**What you should do**
Rewrite the listing from the line with "text: call to action bbox=[108, 1634, 494, 1670]" to the line with "panel: causes intro: OF bbox=[520, 629, 553, 655]", both included, switching "VEHICLES" to "MACHINES" and leaving everything else unchanged.

## Begin Extracted entries

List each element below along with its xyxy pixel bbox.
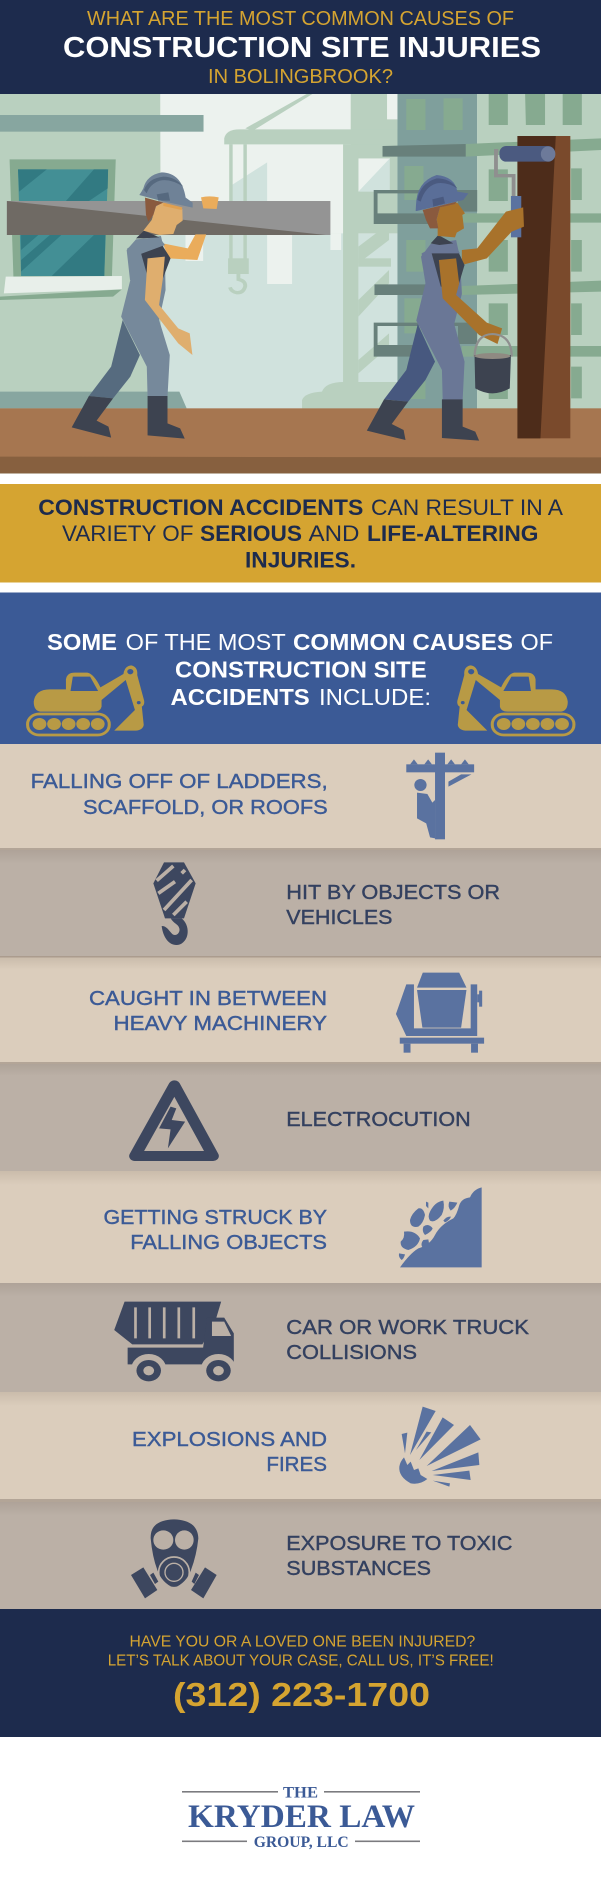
text: call to action bbox=[108, 1634, 494, 1670]
roller bbox=[496, 146, 555, 237]
logo: The Kryder Law Group: THE bbox=[283, 1785, 318, 1802]
panel: falling objects: GETTING STRUCK BY bbox=[104, 1207, 327, 1229]
logo: The Kryder Law Group bbox=[182, 1785, 420, 1851]
panel: toxic substances bbox=[0, 1502, 601, 1609]
phone number: (312) 223-1700 bbox=[173, 1676, 430, 1713]
panel: caught in machinery bbox=[0, 958, 601, 1064]
callout: gold banner: INJURIES. bbox=[245, 548, 356, 573]
icon: explosion bbox=[399, 1407, 481, 1487]
left building bbox=[0, 94, 161, 408]
panel: explosions: EXPLOSIONS AND bbox=[132, 1429, 327, 1451]
icon: utility pole climber bbox=[406, 753, 474, 839]
panel: hit by objects: HIT BY OBJECTS OR bbox=[286, 882, 500, 904]
panel: hit by objects: VEHICLES bbox=[286, 907, 392, 929]
header panel bbox=[0, 0, 601, 94]
worker 1 body bbox=[7, 201, 330, 439]
panel: truck collisions: CAR OR WORK TRUCK bbox=[286, 1317, 530, 1339]
panel: causes intro: OF bbox=[520, 629, 553, 655]
panel: toxic substances: SUBSTANCES bbox=[286, 1558, 431, 1580]
right buildings bbox=[397, 94, 477, 409]
panel: caught in machinery: CAUGHT IN BETWEEN bbox=[89, 988, 327, 1010]
callout: gold banner: AND bbox=[308, 521, 360, 546]
panel: toxic substances: EXPOSURE TO TOXIC bbox=[286, 1533, 512, 1555]
panel: falling off ladders: FALLING OFF OF LADDERS, bbox=[31, 771, 328, 793]
heading line 2: CONSTRUCTION SITE INJURIES bbox=[63, 32, 541, 64]
panel: falling off ladders bbox=[0, 744, 601, 850]
panel: causes intro: CONSTRUCTION SITE bbox=[175, 657, 427, 683]
scaffold bbox=[374, 144, 477, 357]
text: call to action: LET’S TALK ABOUT YOUR CASE, CALL US, IT’S FREE! bbox=[108, 1653, 494, 1670]
worker 2 head bbox=[416, 175, 468, 280]
panel: causes intro: SOME bbox=[47, 629, 117, 655]
panel: falling off ladders: SCAFFOLD, OR ROOFS bbox=[83, 797, 328, 819]
panel: electrocution bbox=[0, 1064, 601, 1171]
bucket bbox=[475, 334, 512, 393]
panel: truck collisions bbox=[0, 1283, 601, 1392]
panel: causes intro: OF THE MOST bbox=[126, 629, 286, 655]
icon: high voltage warning bbox=[135, 1085, 213, 1156]
ground bbox=[0, 408, 601, 473]
icon: excavator right bbox=[457, 665, 574, 735]
callout: gold banner: CAN RESULT IN A bbox=[371, 495, 563, 520]
icon: cement mixer bbox=[396, 973, 484, 1053]
panel: truck collisions: COLLISIONS bbox=[286, 1342, 417, 1364]
callout: gold banner: CONSTRUCTION ACCIDENTS bbox=[38, 495, 363, 520]
callout: gold banner: SERIOUS bbox=[200, 521, 302, 546]
panel: falling objects: FALLING OBJECTS bbox=[130, 1232, 327, 1254]
panel: causes intro bbox=[0, 592, 601, 744]
post bbox=[517, 136, 570, 438]
crane bbox=[224, 94, 399, 408]
text: call to action: HAVE YOU OR A LOVED ONE BEEN INJURED? bbox=[130, 1634, 475, 1651]
panel: causes intro: INCLUDE: bbox=[319, 684, 431, 710]
callout: gold banner bbox=[0, 484, 601, 582]
icon: gas mask bbox=[131, 1519, 217, 1598]
panel: hit by objects bbox=[0, 850, 601, 958]
worker 2 body bbox=[367, 207, 524, 441]
panel: falling objects bbox=[0, 1171, 601, 1283]
panel: caught in machinery: HEAVY MACHINERY bbox=[114, 1013, 327, 1035]
panel: explosions: FIRES bbox=[266, 1454, 327, 1476]
heading line 3: IN BOLINGBROOK? bbox=[208, 66, 393, 88]
icon: rockslide bbox=[399, 1187, 482, 1267]
callout: gold banner: VARIETY OF bbox=[62, 521, 194, 546]
panel: causes intro: COMMON CAUSES bbox=[293, 629, 513, 655]
icon: crane hook bbox=[153, 862, 196, 945]
illustration: construction workers bbox=[0, 94, 601, 474]
logo: The Kryder Law Group: GROUP, LLC bbox=[254, 1834, 349, 1851]
logo: The Kryder Law Group: KRYDER LAW bbox=[188, 1799, 415, 1835]
panel: electrocution: ELECTROCUTION bbox=[286, 1109, 471, 1131]
callout: gold banner: LIFE-ALTERING bbox=[367, 521, 538, 546]
panel: causes intro: ACCIDENTS bbox=[170, 684, 310, 710]
icon: excavator left bbox=[28, 665, 144, 735]
panel: call to action bbox=[0, 1609, 601, 1737]
panel: explosions bbox=[0, 1392, 601, 1502]
worker 1 head bbox=[127, 172, 219, 280]
heading line 1: WHAT ARE THE MOST COMMON CAUSES OF bbox=[87, 8, 514, 30]
icon: dump truck bbox=[114, 1302, 236, 1385]
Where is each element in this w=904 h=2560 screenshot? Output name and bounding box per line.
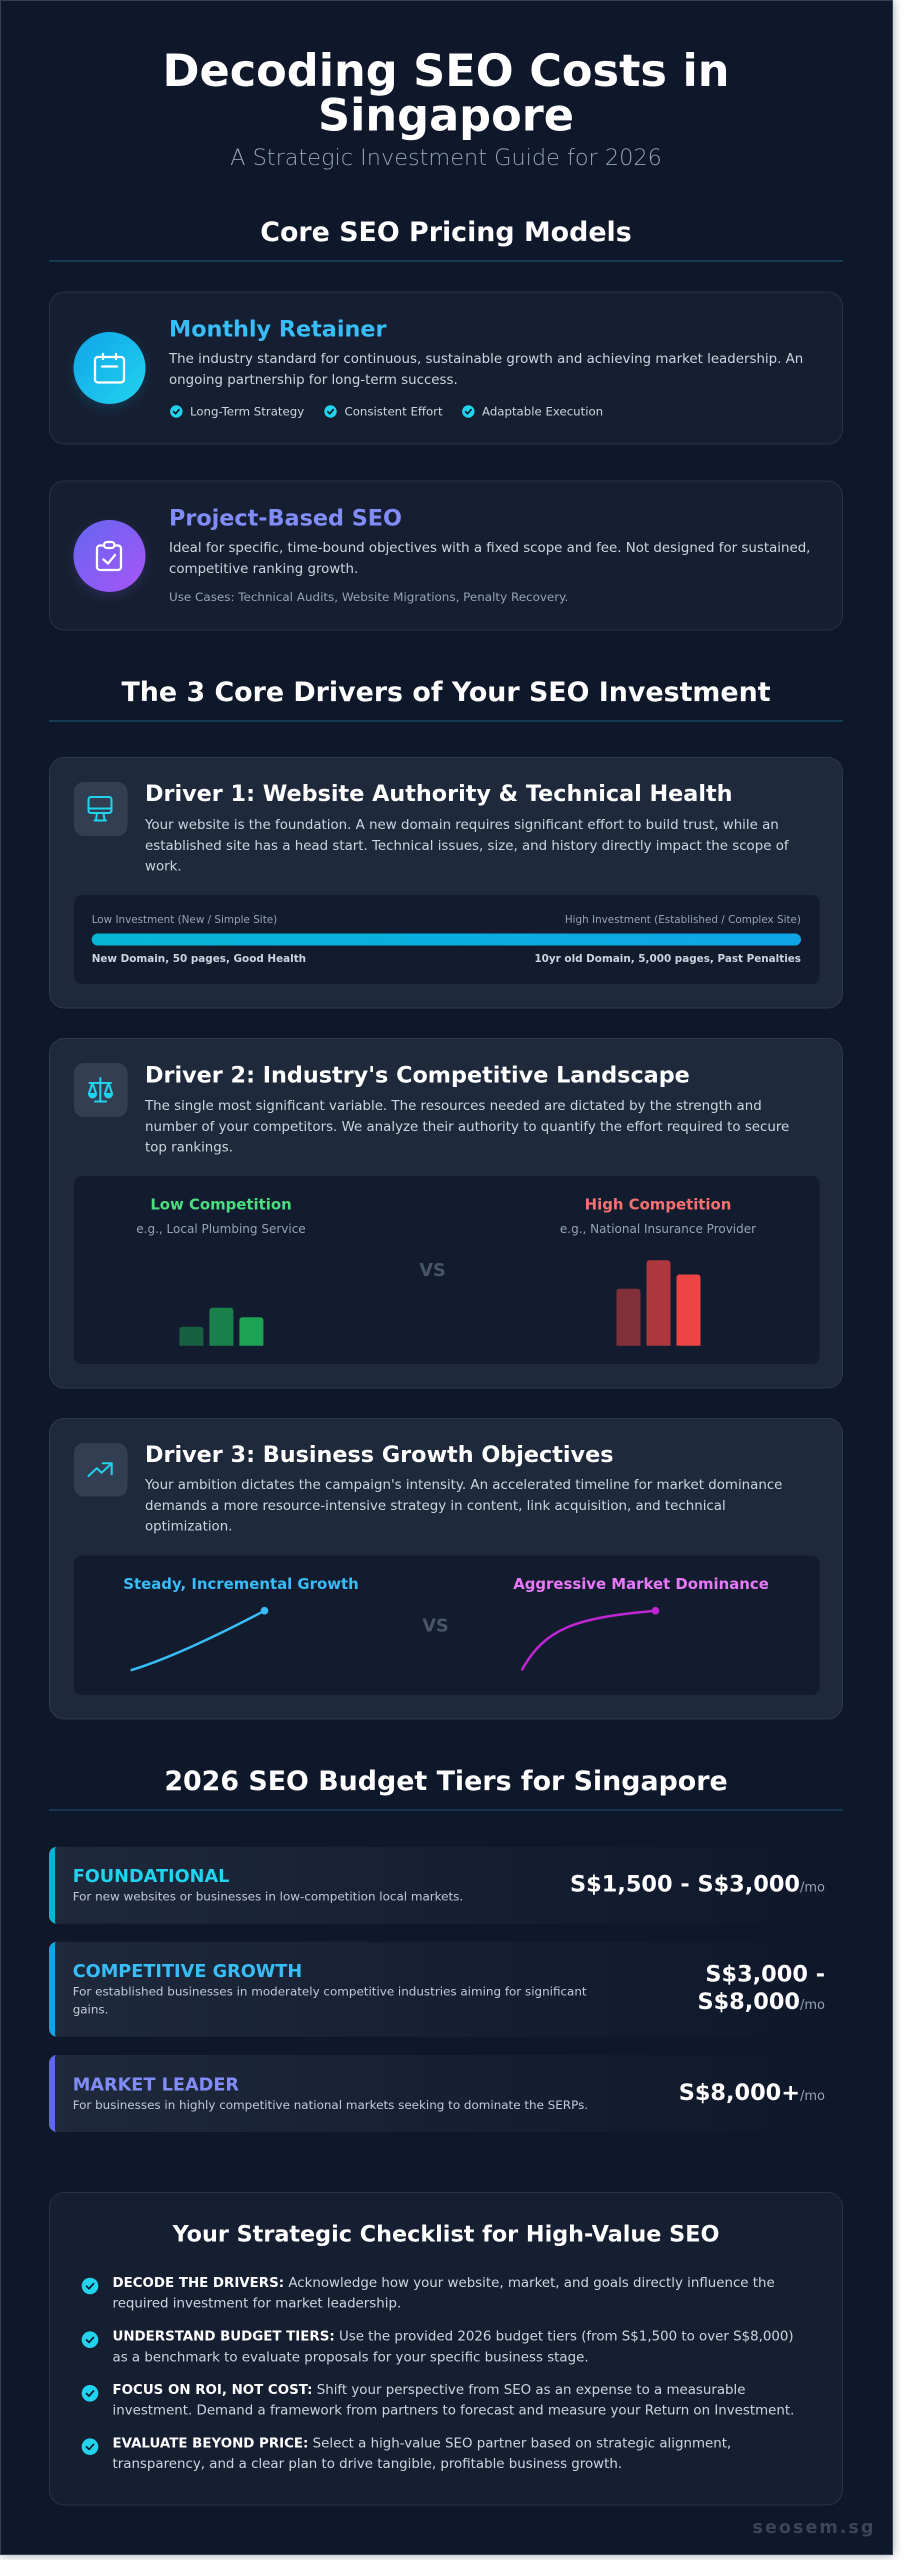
checklist item 1: DECODE THE DRIVERS: Acknowledge how your website, market, and goals directly influence the	[112, 2276, 775, 2291]
title	[162, 45, 730, 142]
investment scale chart: High Investment (Established / Complex Site)	[565, 914, 801, 926]
heading: driver 2: Driver 2: Industry's Competitive Landscape	[145, 1063, 690, 1089]
tier: competitive growth	[49, 1942, 843, 2037]
tier: foundational	[49, 1847, 843, 1924]
checklist item 1	[82, 2276, 775, 2312]
icon: clipboard	[74, 520, 146, 595]
text: monthly retainer description: ongoing partnership for long-term success.	[169, 373, 458, 388]
steady growth line: Steady, Incremental Growth	[123, 1575, 359, 1593]
investment scale chart: New Domain, 50 pages, Good Health	[92, 953, 306, 965]
heading: core drivers: The 3 Core Drivers of Your SEO Investment	[121, 677, 771, 708]
high competition column: e.g., National Insurance Provider	[560, 1222, 756, 1236]
checklist item 3: FOCUS ON ROI, NOT COST: Shift your perspective from SEO as an expense to a measurable	[112, 2383, 745, 2398]
investment scale chart	[74, 895, 820, 984]
investment scale chart: Low Investment (New / Simple Site)	[92, 914, 277, 926]
text: driver 3 description: demands a more resource-intensive strategy in content, link acquisition, and technical	[145, 1499, 726, 1514]
competition comparison chart	[74, 1176, 820, 1364]
panel: driver 2	[50, 1038, 842, 1388]
tier: market leader: For businesses in highly competitive national markets seeking to dominate the SERPs.	[73, 2098, 588, 2112]
vs label: VS	[422, 1617, 449, 1637]
text: driver 2 description: number of your competitors. We analyze their authority to quantify the effort required to secure	[145, 1120, 789, 1135]
text: driver 3 description	[144, 1478, 782, 1535]
text: driver 1 description	[144, 818, 789, 875]
checklist item 2: UNDERSTAND BUDGET TIERS: Use the provided 2026 budget tiers (from S$1,500 to over S$8,000)	[112, 2329, 794, 2344]
panel: project-based seo	[50, 481, 842, 630]
feature list: Consistent Effort	[344, 404, 443, 418]
text: monthly retainer description: The industry standard for continuous, sustainable growth and achieving market leadership. An	[168, 352, 803, 367]
panel: driver 1	[50, 758, 842, 1008]
title: Decoding SEO Costs in	[162, 45, 730, 97]
text: driver 2 description: top rankings.	[145, 1141, 233, 1156]
aggressive growth line: Aggressive Market Dominance	[513, 1575, 769, 1593]
icon: trending up	[74, 1443, 128, 1496]
title: Singapore	[318, 90, 574, 142]
panel: driver 3	[50, 1418, 842, 1719]
low competition column: e.g., Local Plumbing Service	[136, 1222, 306, 1236]
text: driver 3 description: optimization.	[145, 1520, 232, 1535]
tier: competitive growth: S$8,000/mo	[697, 1989, 825, 2015]
high competition column: High Competition	[585, 1196, 731, 1214]
icon: scales	[74, 1063, 128, 1117]
tier: foundational: For new websites or businesses in low-competition local markets.	[73, 1890, 463, 1904]
checklist item 4: EVALUATE BEYOND PRICE: Select a high-value SEO partner based on strategic alignment,	[112, 2436, 731, 2451]
heading: checklist: Your Strategic Checklist for High-Value SEO	[172, 2222, 719, 2248]
low competition column: Low Competition	[150, 1196, 292, 1214]
low competition column	[136, 1196, 306, 1346]
tier: competitive growth: S$3,000 -	[705, 1962, 825, 1988]
tier: market leader	[49, 2055, 843, 2132]
steady growth line	[123, 1575, 359, 1670]
text: project-based description: competitive ranking growth.	[169, 562, 358, 577]
tier: competitive growth: gains.	[73, 2002, 108, 2016]
vs label: VS	[419, 1261, 446, 1281]
investment scale chart: 10yr old Domain, 5,000 pages, Past Penalties	[534, 953, 801, 965]
watermark: seosem.sg	[753, 2518, 876, 2538]
checklist item 4: transparency, and a clear plan to drive tangible, profitable business growth.	[112, 2457, 622, 2472]
heading: driver 3: Driver 3: Business Growth Objectives	[145, 1442, 613, 1468]
heading: monthly retainer: Monthly Retainer	[169, 317, 386, 343]
text: project-based description	[169, 541, 810, 577]
text: driver 3 description: Your ambition dictates the campaign's intensity. An accelerated timeline for market dominance	[144, 1478, 782, 1493]
heading: budget tiers: 2026 SEO Budget Tiers for Singapore	[164, 1766, 728, 1797]
high competition column	[560, 1196, 756, 1346]
panel: monthly retainer	[50, 292, 842, 444]
tier: foundational: FOUNDATIONAL	[73, 1867, 229, 1887]
text: monthly retainer description	[168, 352, 803, 388]
text: driver 1 description: established site has a head start. Technical issues, size, and history directly impact the scope of	[145, 839, 789, 854]
text: driver 1 description: Your website is the foundation. A new domain requires significant effort to build trust, while an	[144, 818, 779, 833]
subtitle: A Strategic Investment Guide for 2026	[230, 145, 662, 171]
text: driver 2 description	[144, 1099, 789, 1156]
text: use cases: Use Cases: Technical Audits, Website Migrations, Penalty Recovery.	[169, 590, 568, 604]
heading: project-based seo: Project-Based SEO	[169, 505, 402, 531]
icon: calendar	[74, 332, 146, 407]
growth comparison chart	[74, 1556, 820, 1695]
checklist item 2: as a benchmark to evaluate proposals for your specific business stage.	[112, 2350, 589, 2365]
heading: pricing models: Core SEO Pricing Models	[260, 217, 632, 248]
checklist item 3: investment. Demand a framework from partners to forecast and measure your Return on Investment.	[112, 2404, 794, 2419]
checklist item 4	[82, 2436, 731, 2472]
checklist item 1: required investment for market leadership.	[112, 2297, 401, 2312]
heading: driver 1: Driver 1: Website Authority & Technical Health	[145, 781, 733, 807]
checklist item 2	[82, 2329, 794, 2365]
tier: competitive growth: COMPETITIVE GROWTH	[73, 1962, 302, 1982]
panel: strategic checklist	[50, 2192, 842, 2505]
tier: competitive growth: For established businesses in moderately competitive industries aiming for significant	[73, 1985, 587, 1999]
tier: foundational: S$1,500 - S$3,000/mo	[570, 1872, 825, 1898]
aggressive growth line	[513, 1575, 769, 1670]
checklist item 3	[82, 2383, 794, 2419]
feature list: Adaptable Execution	[482, 404, 603, 418]
feature list	[170, 404, 603, 418]
tier: market leader: S$8,000+/mo	[679, 2080, 825, 2106]
icon: monitor	[74, 782, 128, 836]
text: project-based description: Ideal for specific, time-bound objectives with a fixed scope and fee. Not designed for sustained,	[169, 541, 810, 556]
text: driver 2 description: The single most significant variable. The resources needed are dictated by the strength and	[144, 1099, 762, 1114]
text: driver 1 description: work.	[145, 860, 182, 875]
tier: market leader: MARKET LEADER	[73, 2076, 239, 2096]
feature list: Long-Term Strategy	[190, 404, 304, 418]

## End Extracted entries

**Correct output**
text: call to action bbox=[108, 1634, 494, 1670]
roller bbox=[496, 146, 555, 237]
logo: The Kryder Law Group: THE bbox=[283, 1785, 318, 1802]
panel: falling objects: GETTING STRUCK BY bbox=[104, 1207, 327, 1229]
logo: The Kryder Law Group bbox=[182, 1785, 420, 1851]
panel: toxic substances bbox=[0, 1502, 601, 1609]
phone number: (312) 223-1700 bbox=[173, 1676, 430, 1713]
panel: caught in machinery bbox=[0, 958, 601, 1064]
callout: gold banner: INJURIES. bbox=[245, 548, 356, 573]
icon: explosion bbox=[399, 1407, 481, 1487]
left building bbox=[0, 94, 161, 408]
panel: explosions: EXPLOSIONS AND bbox=[132, 1429, 327, 1451]
icon: utility pole climber bbox=[406, 753, 474, 839]
panel: hit by objects: HIT BY OBJECTS OR bbox=[286, 882, 500, 904]
panel: hit by objects: MACHINES bbox=[286, 907, 392, 929]
header panel bbox=[0, 0, 601, 94]
worker 1 body bbox=[7, 201, 330, 439]
panel: truck collisions: CAR OR WORK TRUCK bbox=[286, 1317, 530, 1339]
panel: causes intro: OF bbox=[520, 629, 553, 655]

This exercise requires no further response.